One of the biggest problems I’ve faced since childhood is how to overcome guilt. I’ve always asked the simple question, “why do I always feel guilty?” When I feel this way I always feel obligated to live up to other people’s expectations of me. Where did this all come from?
Growing up my parents used guilt as a form of control and punishment. I wasn’t aware of this at the time. To me I just accepted it as normal parenting behavior. Little did I know for many years my life was being dictated by the guilt.
It usually wasn’t anything bad that I did. It was usually for something I didn’t do that was the problem. The use of guilt to control another person is one of the most powerful ways of controlling them. If you know how to control another persons emotions and conscience using this method then you will always have the upper hand. Whether it be disputes, or just as simple as getting people to do what you want them to do without resistance.
Guilt is commonly used by parents to keep their kids in line. They are masters at this art. Do you remember when you were a child? What happened when you received an mark of B+ instead of an A+? The conversation probably sounded like this, “I am so disappointed with you. Why can’t you be like this person’s son or daughter they are so smart. Not like you!”
While I’m sure most parents do not deliberately intend to crush their child’s confidence or self-esteem, I don’t think they realize the damage they are doing them during their adolescence years. Some parents believe it’s a good method of motivation. Others see it as a way of toughening them up for the real world.
However we have to understand that children are not born feeling guilt, fear, or negative. This is learned through their childhood experiences. When kids are between the ages of 1 to 6 years old their parents or someone they respect and look up to have a tremendous influence on their psyche.
They have not developed enough to understand whether the criticism directed at them is true or false. They accept all the criticisms about them as the truth. At this point in their lives they are like unmolded pieces of clay which haven’t been formed into a sculpture. The people of influence in their life during this period act as the sculptor shaping their view of themselves and the world.
Harsh criticism and the use of guilt can really cut deeply into them at that age. They carry this feeling with them into adulthood without them even knowing at times. As a result most grow up feeling inadequate, inferior to others, and undeserving of success
They also become self-critical of themselves. Their subconscious mind begins to tell them that every criticism about them is true. This is most likely not the case but it repeats itself in their mind so many times it becomes reality.
I see this many times with my self-defeating clients. They say things like, “I’m terrible at this.” The most common one is when they perform a drill incorrectly while I’m watching they apologize to me by saying sorry. I feel really bad for the client when they apologize for something like this because I know how they feel. I used to be one of those people who had their guilt strings easily pulled.
I Was A Guilt Receiver For Many Years!
In fact I have a story that comes to mind. When I got my first job out of University I shared an office with another manager from another department. From day one she made my life a living hell. Each day I needed her reports in order to meet my deadline for the head office. She would not have the figures in time for me when I needed it. Instead of trying to work with me on a solution she made sure I received it late each day. In turn, she had the audacity to tell me that I had to stop being so spoiled.

======

__EXERCISE BRIEF__
Summarize the essay on guilt above in three sentences.

__DATA__
======

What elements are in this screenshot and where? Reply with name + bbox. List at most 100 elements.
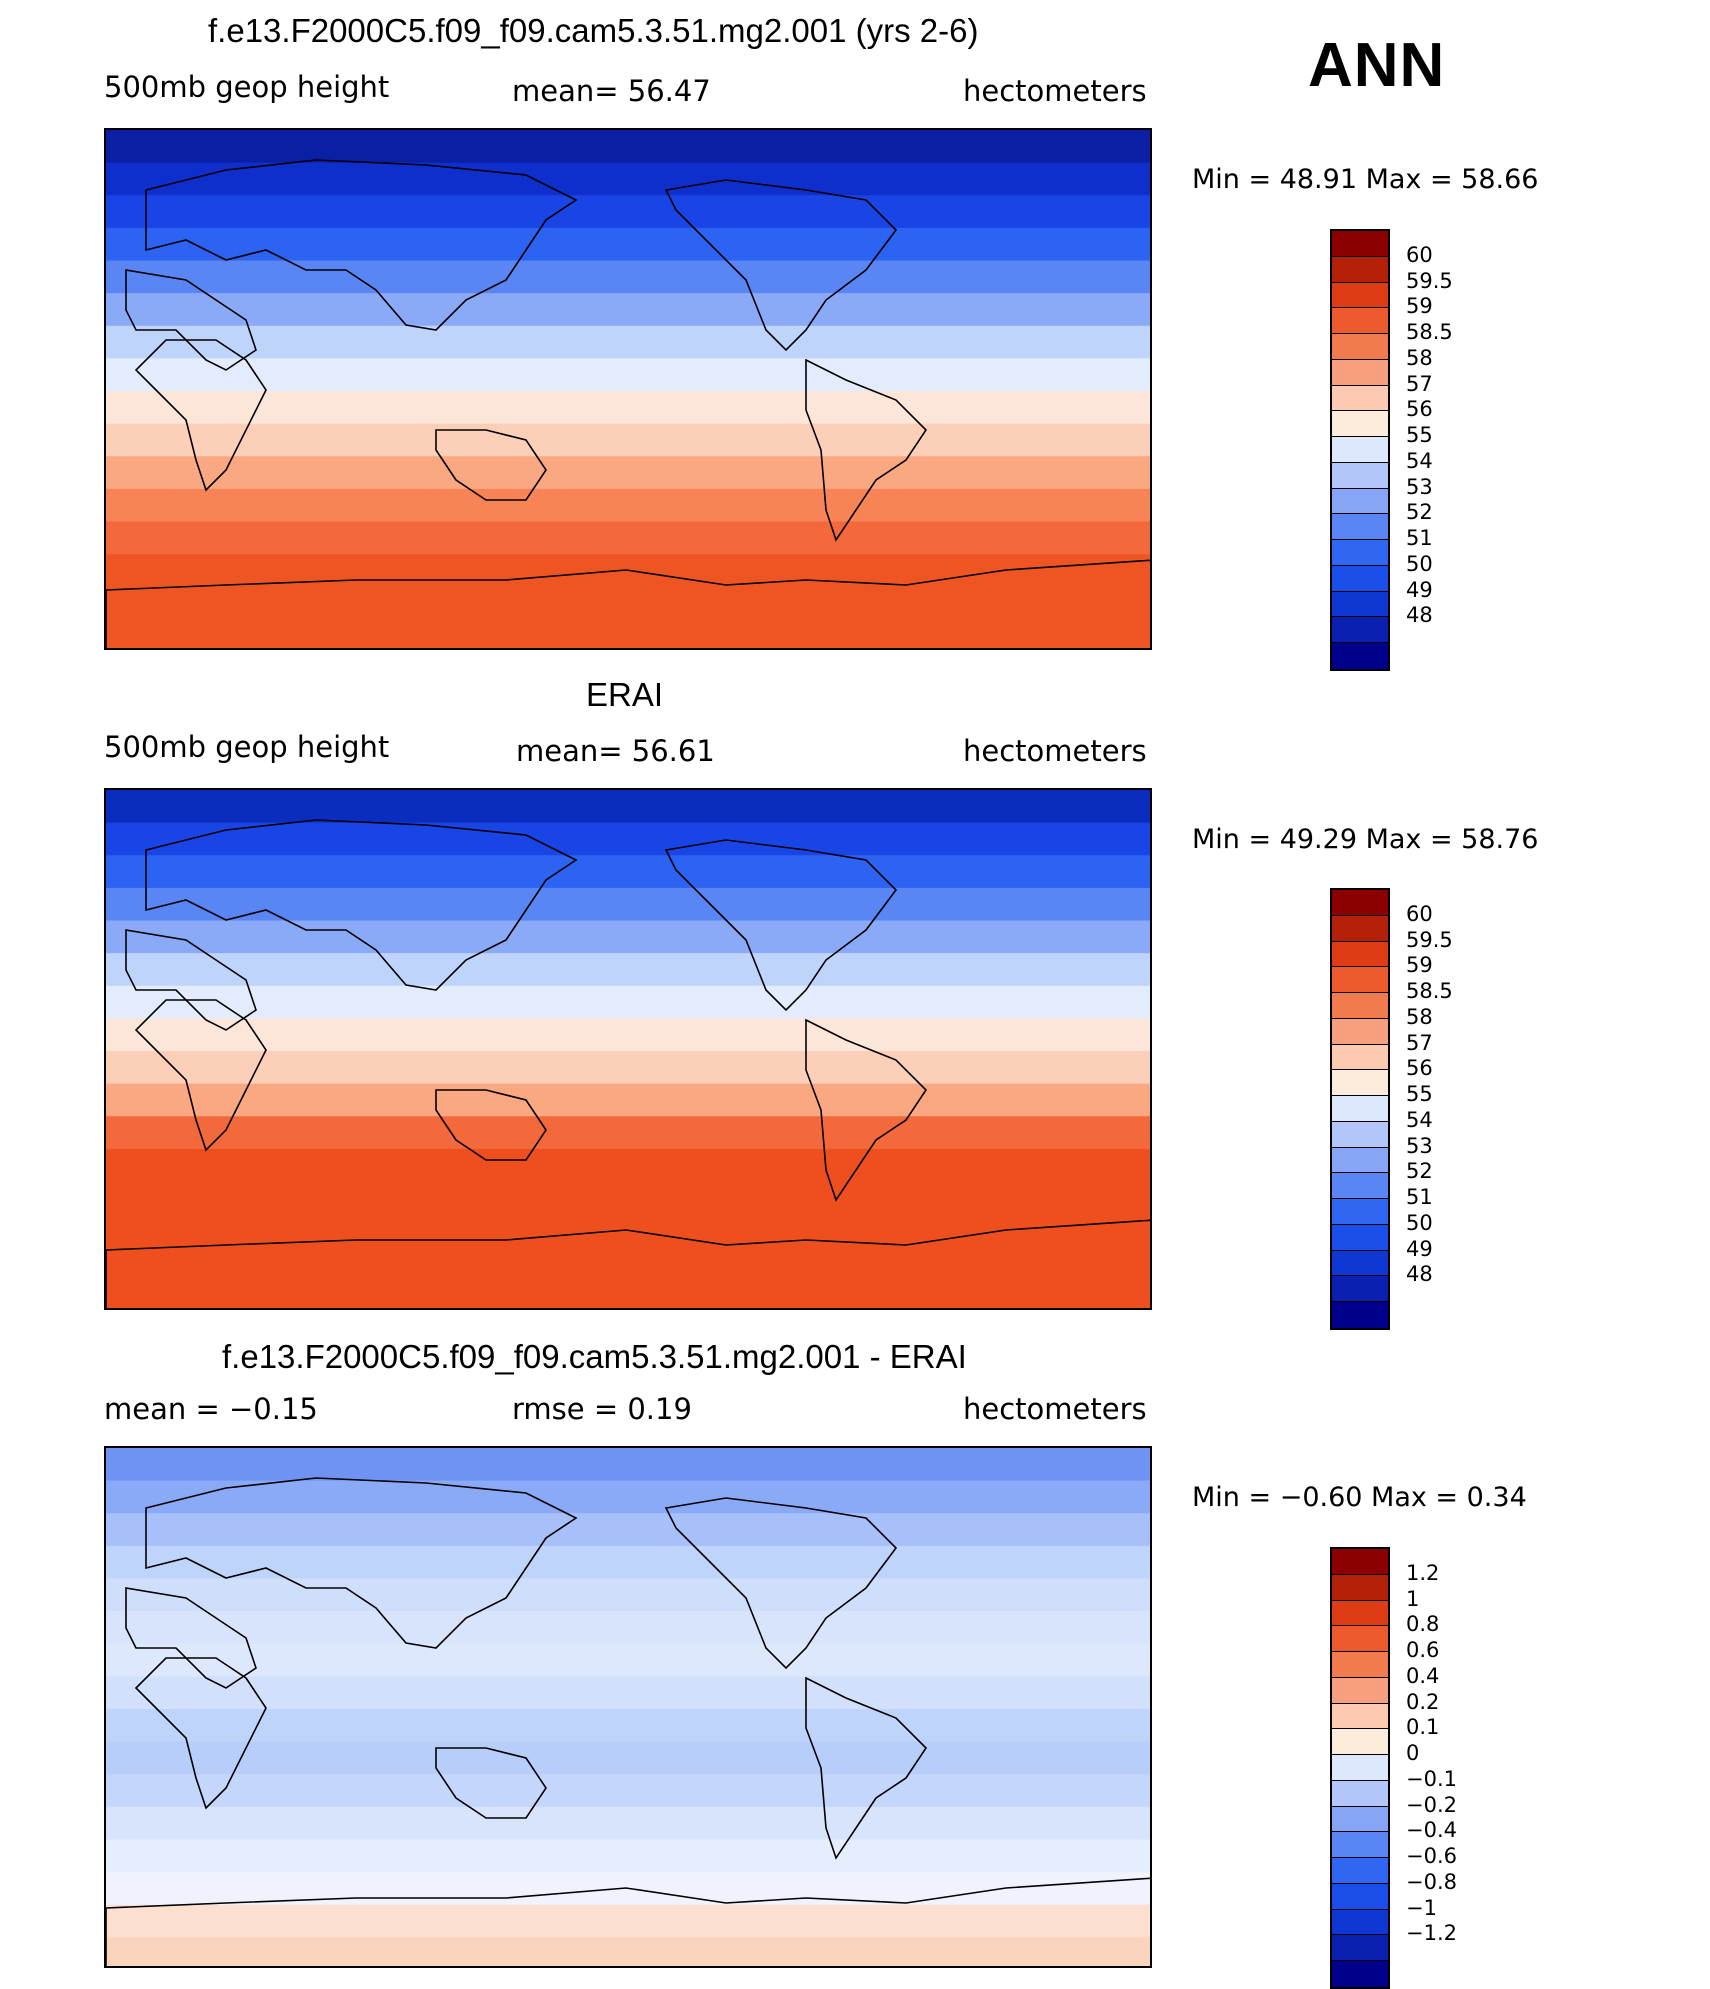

======

__TASK RESULT__
The writer has struggled with guilt since childhood and traces it to parents who used guilt as a form of control and punishment. The essay holds that children are not born feeling guilt but learn it, and that between the ages of one and six they accept criticism from people they look up to as true, carrying feelings of inadequacy and self-criticism into adulthood. The writer sees this in self-defeating clients who apologize for performing a drill incorrectly, and recalls having been a guilt receiver, as with an office mate at a first job who delivered needed reports late each day and then told the writer to stop being so spoiled.